Work to be completed -> Tally the lines in the data that follows that include the word "JSON", and report nothing but the total.

Provided entries ->
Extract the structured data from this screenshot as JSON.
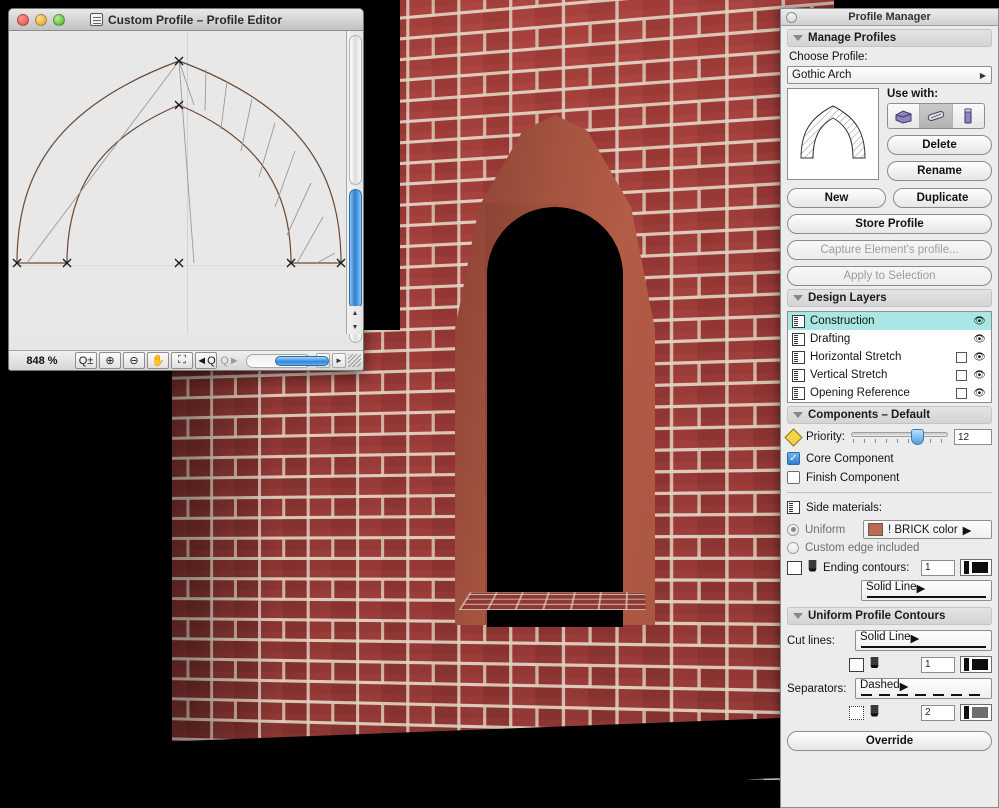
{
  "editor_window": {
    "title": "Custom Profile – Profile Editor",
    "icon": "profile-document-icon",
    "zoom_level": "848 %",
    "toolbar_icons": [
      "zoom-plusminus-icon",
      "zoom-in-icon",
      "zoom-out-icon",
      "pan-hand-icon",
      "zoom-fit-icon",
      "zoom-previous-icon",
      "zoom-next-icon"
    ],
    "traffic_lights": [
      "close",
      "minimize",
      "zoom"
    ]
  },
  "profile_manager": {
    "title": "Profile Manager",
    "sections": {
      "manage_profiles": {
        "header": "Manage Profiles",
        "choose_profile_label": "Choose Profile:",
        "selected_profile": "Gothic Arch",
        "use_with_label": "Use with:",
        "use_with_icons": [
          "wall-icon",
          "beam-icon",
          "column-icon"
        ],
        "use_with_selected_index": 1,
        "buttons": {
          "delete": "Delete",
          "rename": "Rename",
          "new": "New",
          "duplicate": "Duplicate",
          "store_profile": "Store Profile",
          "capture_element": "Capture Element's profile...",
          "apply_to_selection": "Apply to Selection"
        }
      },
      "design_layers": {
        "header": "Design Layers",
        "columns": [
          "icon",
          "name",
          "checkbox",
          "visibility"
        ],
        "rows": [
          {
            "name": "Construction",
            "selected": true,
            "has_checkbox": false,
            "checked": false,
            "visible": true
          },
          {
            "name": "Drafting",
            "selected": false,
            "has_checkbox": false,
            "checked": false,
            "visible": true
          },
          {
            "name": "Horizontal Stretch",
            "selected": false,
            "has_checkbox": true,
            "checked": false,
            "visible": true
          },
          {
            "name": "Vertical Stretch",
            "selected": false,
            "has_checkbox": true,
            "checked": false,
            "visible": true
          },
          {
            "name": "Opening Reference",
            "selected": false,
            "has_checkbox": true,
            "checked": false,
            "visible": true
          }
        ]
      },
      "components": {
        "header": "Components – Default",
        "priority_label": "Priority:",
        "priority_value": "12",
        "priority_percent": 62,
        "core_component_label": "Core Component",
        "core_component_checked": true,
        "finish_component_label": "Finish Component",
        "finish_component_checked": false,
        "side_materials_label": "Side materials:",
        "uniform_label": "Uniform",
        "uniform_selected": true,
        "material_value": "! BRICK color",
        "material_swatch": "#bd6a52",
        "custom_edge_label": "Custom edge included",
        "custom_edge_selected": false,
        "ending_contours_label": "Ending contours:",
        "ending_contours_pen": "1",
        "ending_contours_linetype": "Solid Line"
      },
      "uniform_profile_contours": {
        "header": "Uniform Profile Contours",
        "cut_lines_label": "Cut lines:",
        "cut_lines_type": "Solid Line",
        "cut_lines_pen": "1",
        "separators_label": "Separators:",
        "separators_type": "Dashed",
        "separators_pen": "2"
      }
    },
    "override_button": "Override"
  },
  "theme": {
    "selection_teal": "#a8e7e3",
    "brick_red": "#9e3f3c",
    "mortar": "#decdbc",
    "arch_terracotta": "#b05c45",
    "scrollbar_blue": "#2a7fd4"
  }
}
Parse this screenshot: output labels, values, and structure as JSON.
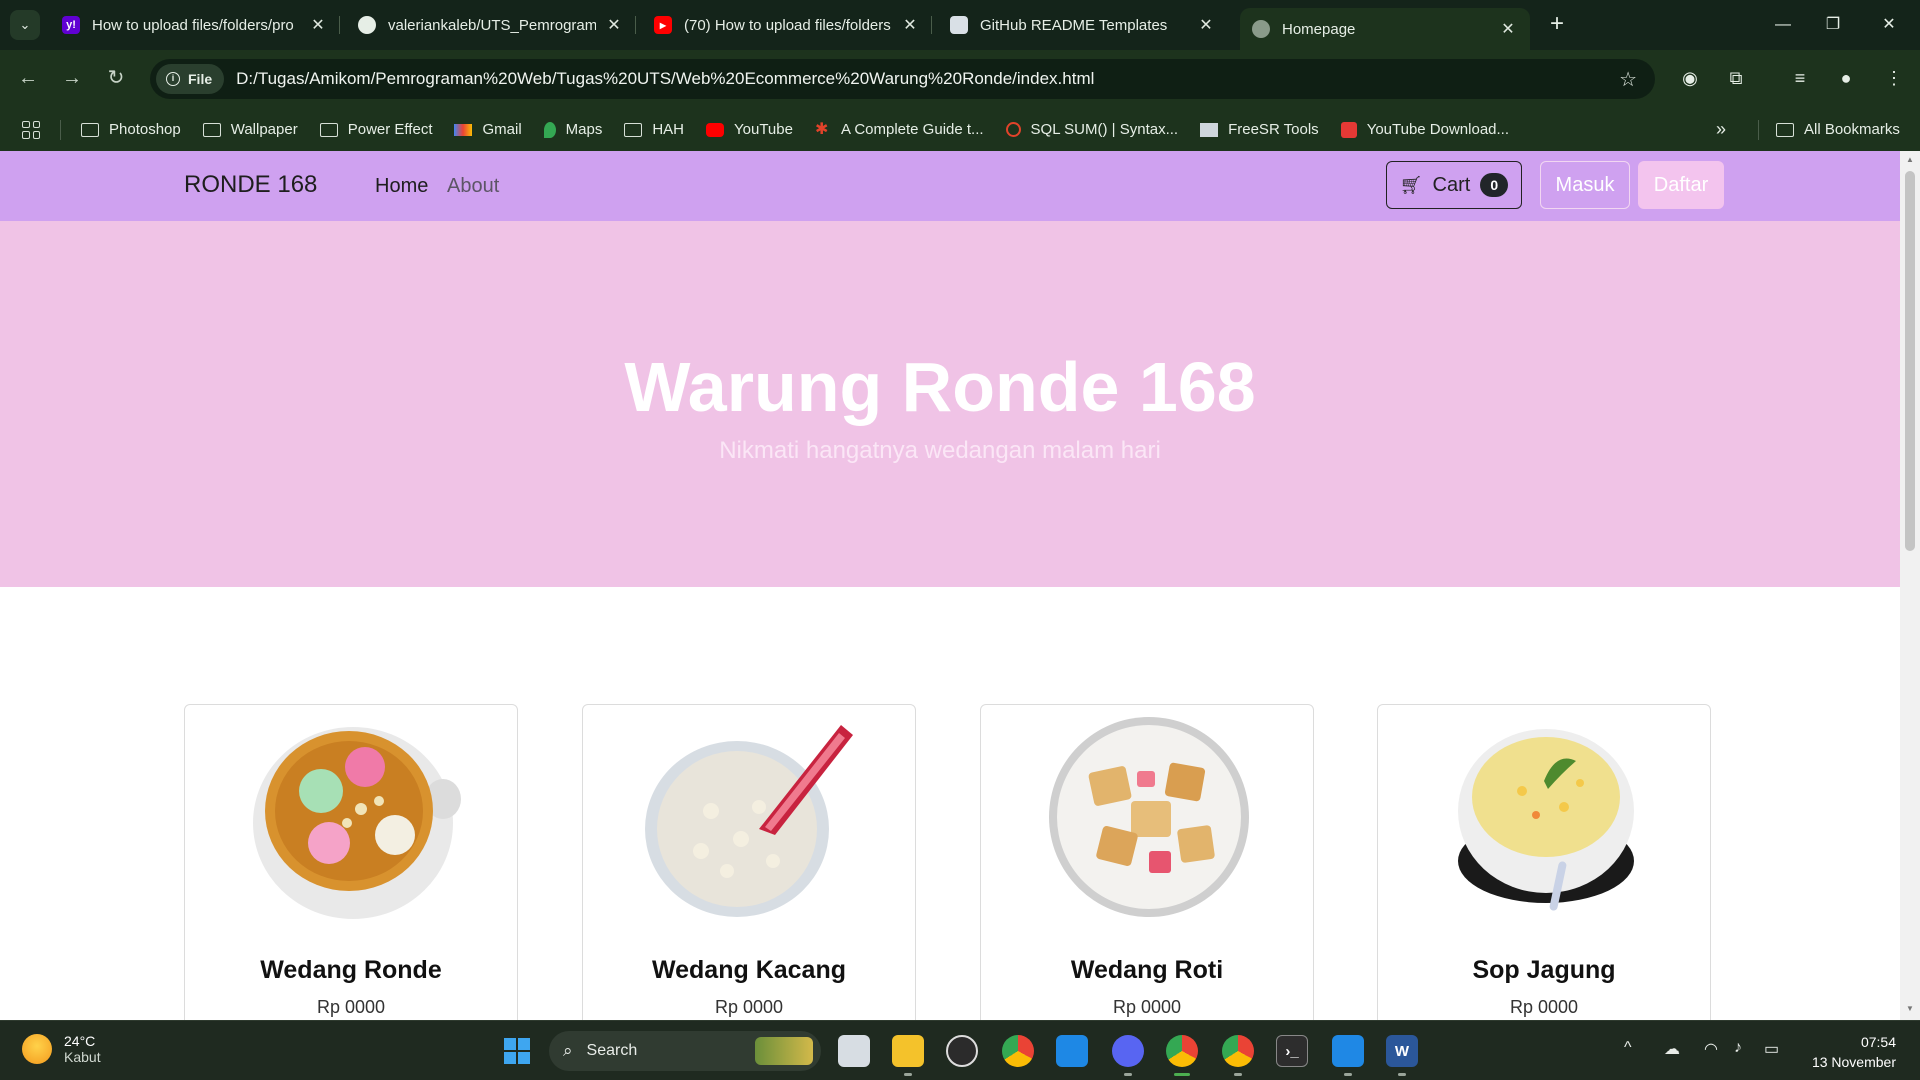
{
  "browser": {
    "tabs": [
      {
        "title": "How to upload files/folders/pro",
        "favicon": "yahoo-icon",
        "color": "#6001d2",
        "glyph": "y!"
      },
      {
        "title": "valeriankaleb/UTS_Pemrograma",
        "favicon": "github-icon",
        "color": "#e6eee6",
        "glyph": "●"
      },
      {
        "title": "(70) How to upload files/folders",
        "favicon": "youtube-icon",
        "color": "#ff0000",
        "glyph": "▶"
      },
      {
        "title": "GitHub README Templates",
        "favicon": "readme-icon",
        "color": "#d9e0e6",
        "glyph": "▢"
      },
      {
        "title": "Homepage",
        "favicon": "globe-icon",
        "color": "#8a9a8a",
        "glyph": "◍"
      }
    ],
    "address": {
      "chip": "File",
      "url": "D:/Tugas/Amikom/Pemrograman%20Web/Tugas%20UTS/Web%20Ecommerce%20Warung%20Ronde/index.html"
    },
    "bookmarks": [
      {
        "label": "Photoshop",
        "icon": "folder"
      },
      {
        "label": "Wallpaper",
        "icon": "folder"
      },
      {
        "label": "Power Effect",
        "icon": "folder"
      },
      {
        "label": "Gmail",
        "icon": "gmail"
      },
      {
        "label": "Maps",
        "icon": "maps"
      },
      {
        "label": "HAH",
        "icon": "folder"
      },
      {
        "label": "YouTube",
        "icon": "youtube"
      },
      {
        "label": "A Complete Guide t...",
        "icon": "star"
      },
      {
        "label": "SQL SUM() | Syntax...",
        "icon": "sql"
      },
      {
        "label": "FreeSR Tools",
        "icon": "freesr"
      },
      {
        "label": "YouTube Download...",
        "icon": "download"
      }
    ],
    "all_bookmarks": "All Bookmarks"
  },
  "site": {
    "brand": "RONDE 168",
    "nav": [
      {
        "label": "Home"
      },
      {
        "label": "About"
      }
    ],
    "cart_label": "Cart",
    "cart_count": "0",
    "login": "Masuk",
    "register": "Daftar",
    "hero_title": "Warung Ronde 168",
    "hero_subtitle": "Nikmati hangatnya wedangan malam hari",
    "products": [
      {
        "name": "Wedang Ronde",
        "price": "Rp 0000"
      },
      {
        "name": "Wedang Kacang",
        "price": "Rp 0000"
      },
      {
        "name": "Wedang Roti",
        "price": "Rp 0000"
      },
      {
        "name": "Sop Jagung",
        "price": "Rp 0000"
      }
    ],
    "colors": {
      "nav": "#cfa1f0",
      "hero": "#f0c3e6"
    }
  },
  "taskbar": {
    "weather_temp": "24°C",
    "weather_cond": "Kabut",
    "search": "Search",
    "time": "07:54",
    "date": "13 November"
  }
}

* * *

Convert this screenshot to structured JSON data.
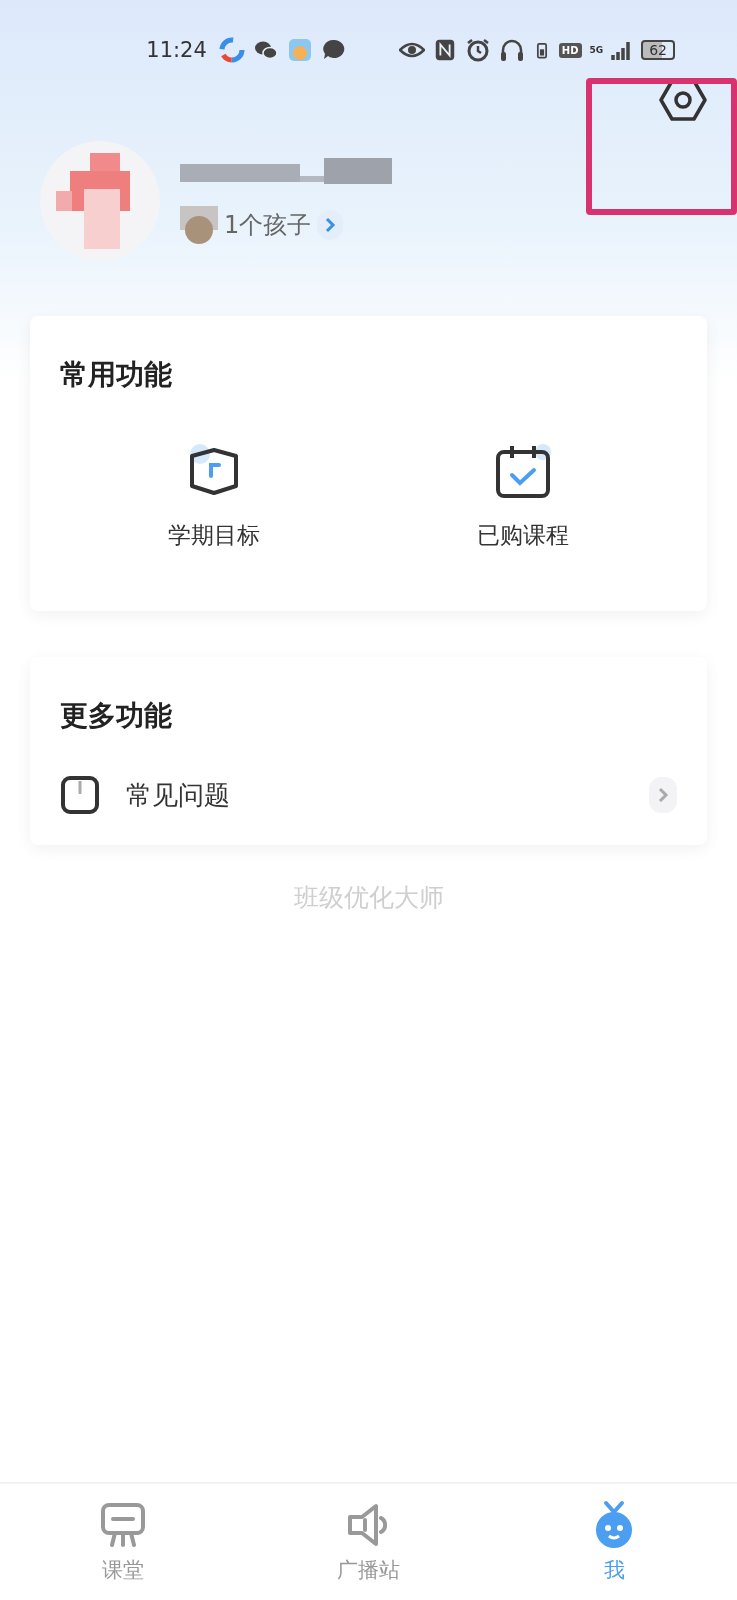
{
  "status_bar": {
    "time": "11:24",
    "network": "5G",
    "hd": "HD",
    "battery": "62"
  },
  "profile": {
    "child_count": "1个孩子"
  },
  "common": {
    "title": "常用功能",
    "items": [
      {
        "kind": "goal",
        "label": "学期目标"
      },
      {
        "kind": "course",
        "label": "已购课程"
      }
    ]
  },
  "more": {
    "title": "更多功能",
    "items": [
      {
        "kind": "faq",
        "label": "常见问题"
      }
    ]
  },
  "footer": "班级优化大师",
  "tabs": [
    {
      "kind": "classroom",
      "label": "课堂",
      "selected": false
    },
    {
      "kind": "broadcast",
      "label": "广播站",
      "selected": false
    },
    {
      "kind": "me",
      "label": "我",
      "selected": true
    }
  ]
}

Solution for this problem -> 3